## Goal
Exclude the pictures; give every entry again exactly as written.

┄┄┄┄┄┄┄┄┄┄┄┄┄┄┄┄┄┄┄┄

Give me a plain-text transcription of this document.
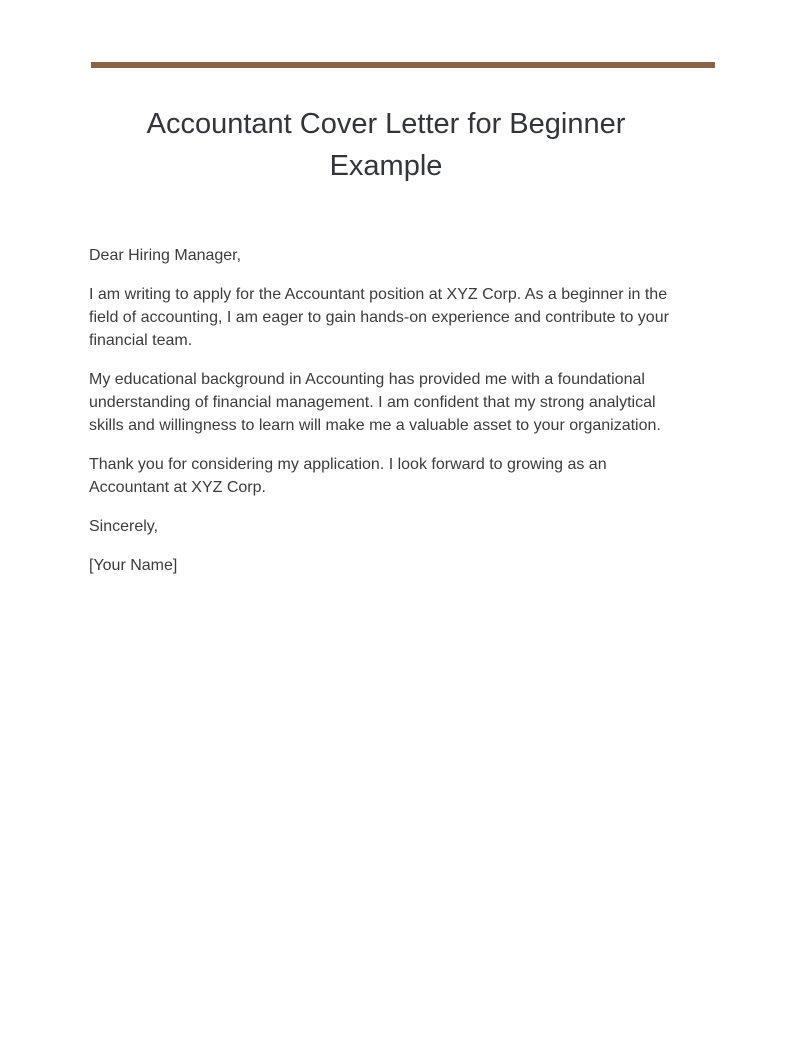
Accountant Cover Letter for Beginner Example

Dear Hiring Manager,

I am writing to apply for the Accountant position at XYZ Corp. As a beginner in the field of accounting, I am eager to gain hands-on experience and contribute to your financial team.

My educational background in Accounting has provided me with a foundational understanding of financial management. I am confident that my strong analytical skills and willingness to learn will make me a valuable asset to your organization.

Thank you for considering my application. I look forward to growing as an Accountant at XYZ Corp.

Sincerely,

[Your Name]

┄┄┄┄┄┄┄┄┄┄┄┄┄┄┄┄┄┄┄┄

## Solved exercise
Give me a plain-text transcription of this document.
Accountant Cover Letter for Beginner Example

Dear Hiring Manager,

I am writing to apply for the Accountant position at XYZ Corp. As a beginner in the field of accounting, I am eager to gain hands-on experience and contribute to your financial team.

My educational background in Accounting has provided me with a foundational understanding of financial management. I am confident that my strong analytical skills and willingness to learn will make me a valuable asset to your organization.

Thank you for considering my application. I look forward to growing as an Accountant at XYZ Corp.

Sincerely,

[Your Name]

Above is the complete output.